───── EXTRAIT DU DOCUMENT

Entretien avec Jeanne Burgart Goutal

« L’écoféminisme vise à redéfinir le féminisme comme un mouvement global »

 Camp de femmes pour la paix de Greenham Common, contre l’installation de missiles nucléaires sur la base anglaise de la Royal Air Force du même nom, en 1982. Le Greenham Common est l’un des premiers mouvements de protestation à se proclamer écoféministe.Photo : Rabbitspawphotos, CC BY-SA 3.0

Jeanne Bur­gart Gou­tal, agré­gée de phi­lo­so­phie et pro­fes­seure dans un lycée mar­seillais, a mené pen­dant plus de dix ans une recherche sur l’écoféminisme mili­tant. Ce mou­ve­ment ne se contente pas de jux­ta­po­ser éco­lo­gie et fémi­nisme, mais cherche à arti­cu­ler ensemble ces deux dimen­sions intrin­sè­que­ment liées. Avec une his­toire longue de plus de 40 ans, ce mou­ve­ment reste pour­tant assez peu connu même s’il béné­fi­cie d’un fort regain d’attention ces der­nières années, notam­ment à tra­vers la réap­pro­pria­tion de la figure de la sor­cière. Nous l’avons ren­con­trée lors d’un entre­tien à pro­pos de son ouvrage « Être éco­fé­mi­niste — Théo­ries et pra­tiques » dans lequel elle revient sur les luttes, les acquis et les espoirs de ce mou­ve­ment pluriel.

Dans votre livre, vous retracez l’histoire de l’écoféminisme et montrez qu’il est en déclin entre 1995 et 2015 et se voit vivement critiqué, pourquoi ?

──────────

À FAIRE.
- A) Réécris, s'il te plaît, la partie du listing qui s'ouvre sur sa première ligne et se ferme sur la ligne contenant « carousel-dot[interactable] (1548, 636, 1572, 639) », ces deux lignes comprises, en remplaçant « stats-icon » par « icone-statistiques » sans rien modifier d'autre.
- B) Prolonge l'entretien sur l'écoféminisme à partir de sa dernière phrase.

───── ENTRÉES

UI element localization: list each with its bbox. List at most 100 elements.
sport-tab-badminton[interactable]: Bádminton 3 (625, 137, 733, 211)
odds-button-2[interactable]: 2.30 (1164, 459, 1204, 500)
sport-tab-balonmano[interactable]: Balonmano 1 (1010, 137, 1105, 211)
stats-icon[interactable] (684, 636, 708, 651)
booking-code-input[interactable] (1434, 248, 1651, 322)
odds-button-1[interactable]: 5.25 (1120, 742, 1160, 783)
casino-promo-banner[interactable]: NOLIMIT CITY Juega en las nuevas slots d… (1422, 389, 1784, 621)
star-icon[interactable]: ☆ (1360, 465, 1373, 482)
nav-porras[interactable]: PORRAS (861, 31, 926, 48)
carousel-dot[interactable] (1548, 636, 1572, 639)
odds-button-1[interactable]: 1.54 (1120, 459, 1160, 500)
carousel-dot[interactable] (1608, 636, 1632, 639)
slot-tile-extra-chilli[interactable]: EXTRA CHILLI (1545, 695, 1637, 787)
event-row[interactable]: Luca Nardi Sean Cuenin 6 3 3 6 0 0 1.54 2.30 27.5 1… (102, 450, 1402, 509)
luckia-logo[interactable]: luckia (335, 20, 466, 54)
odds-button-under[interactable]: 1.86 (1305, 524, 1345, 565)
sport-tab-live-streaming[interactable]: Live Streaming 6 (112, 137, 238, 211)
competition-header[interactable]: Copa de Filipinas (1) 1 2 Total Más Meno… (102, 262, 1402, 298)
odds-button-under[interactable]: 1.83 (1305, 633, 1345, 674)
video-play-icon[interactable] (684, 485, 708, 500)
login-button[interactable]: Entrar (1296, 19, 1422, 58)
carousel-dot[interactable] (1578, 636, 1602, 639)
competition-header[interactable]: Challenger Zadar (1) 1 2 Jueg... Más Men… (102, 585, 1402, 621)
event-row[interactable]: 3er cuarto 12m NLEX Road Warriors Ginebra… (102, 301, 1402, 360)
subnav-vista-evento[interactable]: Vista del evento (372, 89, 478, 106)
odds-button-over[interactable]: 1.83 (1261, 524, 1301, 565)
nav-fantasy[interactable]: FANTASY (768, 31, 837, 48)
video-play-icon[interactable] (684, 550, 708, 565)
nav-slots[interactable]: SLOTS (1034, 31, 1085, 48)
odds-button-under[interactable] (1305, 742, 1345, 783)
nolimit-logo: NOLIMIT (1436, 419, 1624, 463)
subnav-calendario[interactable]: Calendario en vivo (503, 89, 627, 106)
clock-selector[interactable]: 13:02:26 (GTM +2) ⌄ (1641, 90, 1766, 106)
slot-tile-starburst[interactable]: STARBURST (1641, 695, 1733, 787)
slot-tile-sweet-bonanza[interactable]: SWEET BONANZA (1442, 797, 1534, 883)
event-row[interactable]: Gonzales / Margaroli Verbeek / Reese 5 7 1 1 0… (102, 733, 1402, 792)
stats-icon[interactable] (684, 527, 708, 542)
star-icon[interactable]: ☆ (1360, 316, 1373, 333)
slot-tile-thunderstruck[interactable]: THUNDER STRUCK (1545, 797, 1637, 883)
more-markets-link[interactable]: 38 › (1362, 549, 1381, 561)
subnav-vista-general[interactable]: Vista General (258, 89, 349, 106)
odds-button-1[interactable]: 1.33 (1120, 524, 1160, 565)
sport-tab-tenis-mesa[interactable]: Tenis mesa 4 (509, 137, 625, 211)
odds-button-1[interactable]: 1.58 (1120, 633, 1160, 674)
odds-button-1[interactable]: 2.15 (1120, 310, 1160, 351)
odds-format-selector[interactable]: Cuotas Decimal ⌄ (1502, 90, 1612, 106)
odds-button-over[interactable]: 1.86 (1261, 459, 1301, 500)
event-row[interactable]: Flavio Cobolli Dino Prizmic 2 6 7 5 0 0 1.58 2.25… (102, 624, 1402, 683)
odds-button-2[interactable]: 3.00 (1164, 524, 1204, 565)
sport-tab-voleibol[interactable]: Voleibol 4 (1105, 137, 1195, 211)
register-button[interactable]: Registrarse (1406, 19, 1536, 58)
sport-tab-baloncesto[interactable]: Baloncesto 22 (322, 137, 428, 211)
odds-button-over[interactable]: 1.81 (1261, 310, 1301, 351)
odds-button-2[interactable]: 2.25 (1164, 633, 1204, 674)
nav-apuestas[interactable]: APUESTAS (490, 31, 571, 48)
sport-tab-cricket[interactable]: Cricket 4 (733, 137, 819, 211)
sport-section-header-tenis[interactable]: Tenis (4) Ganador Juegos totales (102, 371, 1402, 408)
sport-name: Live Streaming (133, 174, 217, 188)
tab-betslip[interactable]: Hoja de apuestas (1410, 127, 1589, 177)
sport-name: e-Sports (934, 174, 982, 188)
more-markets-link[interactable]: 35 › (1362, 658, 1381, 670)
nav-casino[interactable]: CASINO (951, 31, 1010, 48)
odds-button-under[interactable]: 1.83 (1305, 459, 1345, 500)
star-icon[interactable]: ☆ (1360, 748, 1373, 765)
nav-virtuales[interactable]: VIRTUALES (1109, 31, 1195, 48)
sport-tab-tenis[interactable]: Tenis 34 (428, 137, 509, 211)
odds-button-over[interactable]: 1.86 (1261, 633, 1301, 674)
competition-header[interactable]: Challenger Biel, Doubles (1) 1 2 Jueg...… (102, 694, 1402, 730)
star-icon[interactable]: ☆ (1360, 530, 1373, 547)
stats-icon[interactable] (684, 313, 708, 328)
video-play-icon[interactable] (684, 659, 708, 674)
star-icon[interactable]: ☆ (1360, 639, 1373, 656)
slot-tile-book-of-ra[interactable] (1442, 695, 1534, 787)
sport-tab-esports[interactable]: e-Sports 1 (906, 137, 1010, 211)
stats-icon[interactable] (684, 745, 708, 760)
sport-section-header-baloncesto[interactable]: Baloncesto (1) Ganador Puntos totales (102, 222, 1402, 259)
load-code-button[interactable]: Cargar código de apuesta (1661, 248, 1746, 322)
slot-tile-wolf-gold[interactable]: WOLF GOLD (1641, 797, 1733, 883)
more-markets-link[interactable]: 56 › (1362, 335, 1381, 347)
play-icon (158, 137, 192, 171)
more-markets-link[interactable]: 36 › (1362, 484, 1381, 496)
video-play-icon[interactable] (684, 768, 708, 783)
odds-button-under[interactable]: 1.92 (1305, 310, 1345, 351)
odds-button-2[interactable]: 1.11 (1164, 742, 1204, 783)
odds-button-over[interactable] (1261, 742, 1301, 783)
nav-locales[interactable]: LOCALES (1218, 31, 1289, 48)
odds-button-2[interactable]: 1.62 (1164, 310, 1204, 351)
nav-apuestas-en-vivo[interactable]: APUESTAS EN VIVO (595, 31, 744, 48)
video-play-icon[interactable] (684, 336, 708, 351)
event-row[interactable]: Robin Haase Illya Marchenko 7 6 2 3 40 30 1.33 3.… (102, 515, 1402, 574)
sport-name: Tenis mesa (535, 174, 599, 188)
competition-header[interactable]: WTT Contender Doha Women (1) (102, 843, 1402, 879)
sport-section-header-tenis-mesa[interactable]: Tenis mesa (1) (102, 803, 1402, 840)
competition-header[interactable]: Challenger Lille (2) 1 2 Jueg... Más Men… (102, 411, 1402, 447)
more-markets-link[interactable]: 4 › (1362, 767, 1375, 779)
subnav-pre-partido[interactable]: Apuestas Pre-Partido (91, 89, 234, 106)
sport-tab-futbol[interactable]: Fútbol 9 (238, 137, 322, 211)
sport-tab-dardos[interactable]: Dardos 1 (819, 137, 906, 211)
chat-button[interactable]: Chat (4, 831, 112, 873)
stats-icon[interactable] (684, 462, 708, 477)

──────────

RÉPONSES.
- A)
UI element localization: list each with its bbox. List at most 100 elements.
sport-tab-badminton[interactable]: Bádminton 3 (625, 137, 733, 211)
odds-button-2[interactable]: 2.30 (1164, 459, 1204, 500)
sport-tab-balonmano[interactable]: Balonmano 1 (1010, 137, 1105, 211)
icone-statistiques[interactable] (684, 636, 708, 651)
booking-code-input[interactable] (1434, 248, 1651, 322)
odds-button-1[interactable]: 5.25 (1120, 742, 1160, 783)
casino-promo-banner[interactable]: NOLIMIT CITY Juega en las nuevas slots d… (1422, 389, 1784, 621)
star-icon[interactable]: ☆ (1360, 465, 1373, 482)
nav-porras[interactable]: PORRAS (861, 31, 926, 48)
carousel-dot[interactable] (1548, 636, 1572, 639)

- B)
Tout d’abord, il faut bien dis­tin­guer l’écoféminisme à stric­te­ment par­ler, c’est-à-dire le mou­ve­ment éco­fé­mi­niste reven­di­quant cette éti­quette, qui est effec­ti­ve­ment en déclin durant cette période, des luttes menées par des femmes autour des enjeux envi­ron­ne­men­taux locaux qui, elles, res­tent très vivantes. On a ain­si obser­vé au contraire un essor énorme de ces mou­ve­ments envi­ron­ne­men­taux menés par des femmes, notam­ment en Amé­rique du Sud, de 1995 à 2015. Le déclin de l’écoféminisme stric­te­ment dit s’explique par plu­sieurs fac­teurs. Il s’agit d’un moment où des uni­ver­si­taires com­mencent à s’intéresser à l’écoféminisme qui n’était pas du tout consi­dé­ré jusque-là comme un mou­ve­ment aca­dé­mique, mais comme un mou­ve­ment mili­tant. Vient alors le moment où l’on va exa­mi­ner des théo­ries éco­fé­mi­nistes selon des cri­tères scien­ti­fiques et uni­ver­si­taires. Mani­fes­te­ment ces théo­ries ne réus­sissent pas à pas­ser le crible de l’analyse académique.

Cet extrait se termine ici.